Data records:
══════

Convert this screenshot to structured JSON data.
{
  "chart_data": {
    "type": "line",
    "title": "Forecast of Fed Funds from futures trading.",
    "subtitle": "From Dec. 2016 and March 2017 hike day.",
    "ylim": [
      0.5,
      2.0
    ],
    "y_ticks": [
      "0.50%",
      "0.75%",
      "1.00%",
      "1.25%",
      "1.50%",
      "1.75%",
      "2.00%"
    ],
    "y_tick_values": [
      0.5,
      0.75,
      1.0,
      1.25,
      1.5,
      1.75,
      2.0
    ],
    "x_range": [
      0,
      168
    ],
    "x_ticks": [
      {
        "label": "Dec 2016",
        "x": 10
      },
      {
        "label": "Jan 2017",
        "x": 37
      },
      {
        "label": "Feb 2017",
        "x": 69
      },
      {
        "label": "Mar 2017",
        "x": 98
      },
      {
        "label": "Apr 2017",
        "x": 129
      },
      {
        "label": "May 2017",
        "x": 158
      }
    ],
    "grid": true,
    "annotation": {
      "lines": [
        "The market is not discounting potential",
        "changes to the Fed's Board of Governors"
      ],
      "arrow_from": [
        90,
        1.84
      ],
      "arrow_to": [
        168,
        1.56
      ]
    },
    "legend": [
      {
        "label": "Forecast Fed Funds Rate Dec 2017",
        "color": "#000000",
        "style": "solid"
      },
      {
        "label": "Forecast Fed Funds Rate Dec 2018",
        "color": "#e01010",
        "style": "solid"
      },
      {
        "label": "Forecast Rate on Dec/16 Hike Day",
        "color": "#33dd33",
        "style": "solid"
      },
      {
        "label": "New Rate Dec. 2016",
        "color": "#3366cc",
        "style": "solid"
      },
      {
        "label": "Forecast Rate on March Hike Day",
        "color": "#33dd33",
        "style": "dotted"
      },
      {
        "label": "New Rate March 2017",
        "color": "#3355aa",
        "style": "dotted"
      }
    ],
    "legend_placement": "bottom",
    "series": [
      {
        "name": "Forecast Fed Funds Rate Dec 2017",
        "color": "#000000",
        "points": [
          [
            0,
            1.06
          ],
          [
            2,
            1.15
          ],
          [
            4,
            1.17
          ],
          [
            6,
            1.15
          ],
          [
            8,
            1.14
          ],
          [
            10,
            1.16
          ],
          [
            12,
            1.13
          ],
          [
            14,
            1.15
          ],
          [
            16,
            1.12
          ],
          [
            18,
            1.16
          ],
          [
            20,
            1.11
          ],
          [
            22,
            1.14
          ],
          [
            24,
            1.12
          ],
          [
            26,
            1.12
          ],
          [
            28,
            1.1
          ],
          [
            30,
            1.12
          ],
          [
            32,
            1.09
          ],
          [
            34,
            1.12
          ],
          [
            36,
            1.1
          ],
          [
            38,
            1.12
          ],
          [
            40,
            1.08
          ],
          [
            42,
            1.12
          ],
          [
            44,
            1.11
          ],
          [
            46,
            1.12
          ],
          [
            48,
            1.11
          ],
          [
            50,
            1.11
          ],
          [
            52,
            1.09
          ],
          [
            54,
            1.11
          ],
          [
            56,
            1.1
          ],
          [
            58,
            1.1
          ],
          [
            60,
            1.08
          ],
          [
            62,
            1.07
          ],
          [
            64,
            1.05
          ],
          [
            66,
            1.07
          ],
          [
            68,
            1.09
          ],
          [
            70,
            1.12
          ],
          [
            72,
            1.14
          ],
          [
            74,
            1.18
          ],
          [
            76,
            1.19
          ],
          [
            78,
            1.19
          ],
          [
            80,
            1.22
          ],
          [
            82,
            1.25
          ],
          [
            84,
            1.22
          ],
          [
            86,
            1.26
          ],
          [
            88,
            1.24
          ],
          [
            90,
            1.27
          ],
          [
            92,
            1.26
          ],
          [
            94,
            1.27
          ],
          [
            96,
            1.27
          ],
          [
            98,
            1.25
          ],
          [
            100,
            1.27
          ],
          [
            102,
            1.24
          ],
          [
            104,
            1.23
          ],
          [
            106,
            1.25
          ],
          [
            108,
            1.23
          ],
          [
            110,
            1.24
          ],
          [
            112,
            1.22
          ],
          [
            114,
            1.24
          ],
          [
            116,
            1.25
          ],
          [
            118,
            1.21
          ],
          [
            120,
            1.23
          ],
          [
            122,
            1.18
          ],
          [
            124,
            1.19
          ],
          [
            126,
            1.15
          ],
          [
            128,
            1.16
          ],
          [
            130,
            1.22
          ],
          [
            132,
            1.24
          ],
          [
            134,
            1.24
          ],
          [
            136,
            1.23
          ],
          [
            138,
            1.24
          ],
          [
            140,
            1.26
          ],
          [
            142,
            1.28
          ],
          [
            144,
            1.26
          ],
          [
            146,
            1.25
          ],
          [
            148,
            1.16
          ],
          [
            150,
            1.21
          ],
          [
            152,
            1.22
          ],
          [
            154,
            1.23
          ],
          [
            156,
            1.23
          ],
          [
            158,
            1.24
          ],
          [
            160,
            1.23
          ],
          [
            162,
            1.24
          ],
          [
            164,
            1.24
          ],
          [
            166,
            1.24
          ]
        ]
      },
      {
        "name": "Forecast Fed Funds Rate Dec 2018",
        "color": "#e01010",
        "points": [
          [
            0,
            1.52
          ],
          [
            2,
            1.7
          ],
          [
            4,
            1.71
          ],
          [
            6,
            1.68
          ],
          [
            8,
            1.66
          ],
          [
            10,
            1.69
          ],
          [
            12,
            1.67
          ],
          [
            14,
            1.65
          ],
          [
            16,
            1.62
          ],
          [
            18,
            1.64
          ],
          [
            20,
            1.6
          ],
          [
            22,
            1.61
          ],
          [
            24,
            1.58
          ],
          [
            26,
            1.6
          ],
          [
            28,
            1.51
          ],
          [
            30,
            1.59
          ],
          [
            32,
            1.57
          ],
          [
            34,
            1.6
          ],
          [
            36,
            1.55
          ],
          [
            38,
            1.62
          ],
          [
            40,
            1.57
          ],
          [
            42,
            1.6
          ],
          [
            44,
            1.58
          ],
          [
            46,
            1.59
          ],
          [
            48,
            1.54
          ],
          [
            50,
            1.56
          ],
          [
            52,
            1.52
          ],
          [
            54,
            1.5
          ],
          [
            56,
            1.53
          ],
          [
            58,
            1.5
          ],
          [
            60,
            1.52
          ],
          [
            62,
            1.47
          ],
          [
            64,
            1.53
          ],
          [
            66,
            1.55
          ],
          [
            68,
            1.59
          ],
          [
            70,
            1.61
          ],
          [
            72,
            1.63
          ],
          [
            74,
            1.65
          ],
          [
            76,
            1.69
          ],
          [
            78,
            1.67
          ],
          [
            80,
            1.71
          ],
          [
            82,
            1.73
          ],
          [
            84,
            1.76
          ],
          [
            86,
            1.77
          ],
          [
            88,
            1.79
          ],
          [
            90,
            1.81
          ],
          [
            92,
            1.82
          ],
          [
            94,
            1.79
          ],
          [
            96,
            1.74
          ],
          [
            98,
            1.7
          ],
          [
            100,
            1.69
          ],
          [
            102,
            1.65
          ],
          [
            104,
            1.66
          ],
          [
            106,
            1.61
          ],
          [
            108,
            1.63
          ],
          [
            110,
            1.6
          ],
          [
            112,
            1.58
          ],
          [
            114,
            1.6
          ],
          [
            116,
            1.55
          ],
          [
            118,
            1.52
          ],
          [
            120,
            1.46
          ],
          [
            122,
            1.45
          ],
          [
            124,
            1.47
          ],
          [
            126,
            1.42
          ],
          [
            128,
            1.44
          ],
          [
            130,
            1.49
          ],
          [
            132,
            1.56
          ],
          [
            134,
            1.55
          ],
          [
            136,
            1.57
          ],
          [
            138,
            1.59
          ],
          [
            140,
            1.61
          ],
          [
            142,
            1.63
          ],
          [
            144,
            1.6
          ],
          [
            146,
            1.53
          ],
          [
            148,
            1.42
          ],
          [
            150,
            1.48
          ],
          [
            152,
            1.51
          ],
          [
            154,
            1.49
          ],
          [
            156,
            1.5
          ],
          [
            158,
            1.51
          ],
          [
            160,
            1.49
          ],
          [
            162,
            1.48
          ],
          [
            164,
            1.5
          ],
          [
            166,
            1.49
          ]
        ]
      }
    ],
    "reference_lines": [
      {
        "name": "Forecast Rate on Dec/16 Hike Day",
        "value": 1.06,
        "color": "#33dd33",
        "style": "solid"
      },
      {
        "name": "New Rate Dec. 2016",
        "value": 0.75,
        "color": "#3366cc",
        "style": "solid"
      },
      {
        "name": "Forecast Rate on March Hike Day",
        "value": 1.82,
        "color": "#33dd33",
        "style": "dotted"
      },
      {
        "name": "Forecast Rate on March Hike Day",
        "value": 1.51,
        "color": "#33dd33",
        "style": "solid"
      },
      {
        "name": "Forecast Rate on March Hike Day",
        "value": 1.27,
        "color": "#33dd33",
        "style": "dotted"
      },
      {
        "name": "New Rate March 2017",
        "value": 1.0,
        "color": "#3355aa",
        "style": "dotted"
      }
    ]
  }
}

══════

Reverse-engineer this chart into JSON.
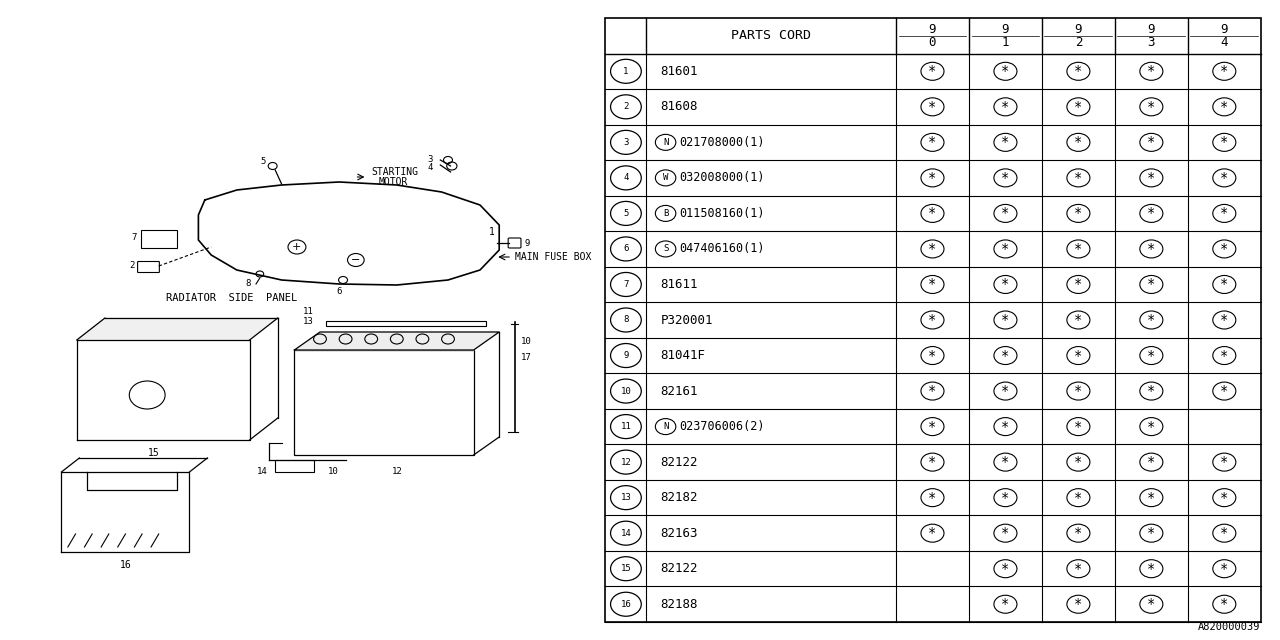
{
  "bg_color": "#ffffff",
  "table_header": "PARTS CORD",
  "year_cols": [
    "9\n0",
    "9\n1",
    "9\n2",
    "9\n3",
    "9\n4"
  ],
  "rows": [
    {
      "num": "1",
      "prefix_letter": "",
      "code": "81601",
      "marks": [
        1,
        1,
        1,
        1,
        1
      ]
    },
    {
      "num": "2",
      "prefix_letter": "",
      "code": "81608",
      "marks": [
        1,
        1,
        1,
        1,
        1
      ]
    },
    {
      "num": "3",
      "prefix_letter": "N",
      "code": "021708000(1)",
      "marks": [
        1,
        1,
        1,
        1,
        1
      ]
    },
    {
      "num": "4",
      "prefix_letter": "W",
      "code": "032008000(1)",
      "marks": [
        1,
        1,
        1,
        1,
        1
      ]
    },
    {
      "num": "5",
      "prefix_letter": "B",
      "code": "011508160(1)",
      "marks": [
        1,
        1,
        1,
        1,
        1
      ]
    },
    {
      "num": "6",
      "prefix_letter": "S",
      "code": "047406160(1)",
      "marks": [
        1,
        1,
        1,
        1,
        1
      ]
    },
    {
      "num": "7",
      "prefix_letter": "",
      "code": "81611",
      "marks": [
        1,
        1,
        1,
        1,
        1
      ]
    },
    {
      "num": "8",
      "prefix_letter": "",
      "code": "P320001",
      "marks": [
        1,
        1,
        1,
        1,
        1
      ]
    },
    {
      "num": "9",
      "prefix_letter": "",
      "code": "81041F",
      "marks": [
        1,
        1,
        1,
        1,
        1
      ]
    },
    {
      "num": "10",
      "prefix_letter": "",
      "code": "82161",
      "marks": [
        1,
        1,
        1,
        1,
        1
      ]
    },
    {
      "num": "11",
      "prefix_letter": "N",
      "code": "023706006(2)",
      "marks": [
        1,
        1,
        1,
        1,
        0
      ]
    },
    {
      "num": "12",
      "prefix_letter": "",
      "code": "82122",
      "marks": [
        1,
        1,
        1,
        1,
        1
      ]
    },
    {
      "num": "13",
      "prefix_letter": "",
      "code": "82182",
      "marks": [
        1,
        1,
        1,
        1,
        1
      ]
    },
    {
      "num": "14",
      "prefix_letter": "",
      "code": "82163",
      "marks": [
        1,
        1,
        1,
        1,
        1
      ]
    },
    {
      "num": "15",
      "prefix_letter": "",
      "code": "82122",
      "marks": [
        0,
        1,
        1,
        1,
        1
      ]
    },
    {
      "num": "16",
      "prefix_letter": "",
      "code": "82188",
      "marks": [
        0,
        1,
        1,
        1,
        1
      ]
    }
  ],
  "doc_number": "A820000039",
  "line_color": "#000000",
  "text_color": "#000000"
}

══════

_TASK TO COMPLETE_: Find how many lines in the listing hold "name", and reply with that number only.

_RESULT_: 8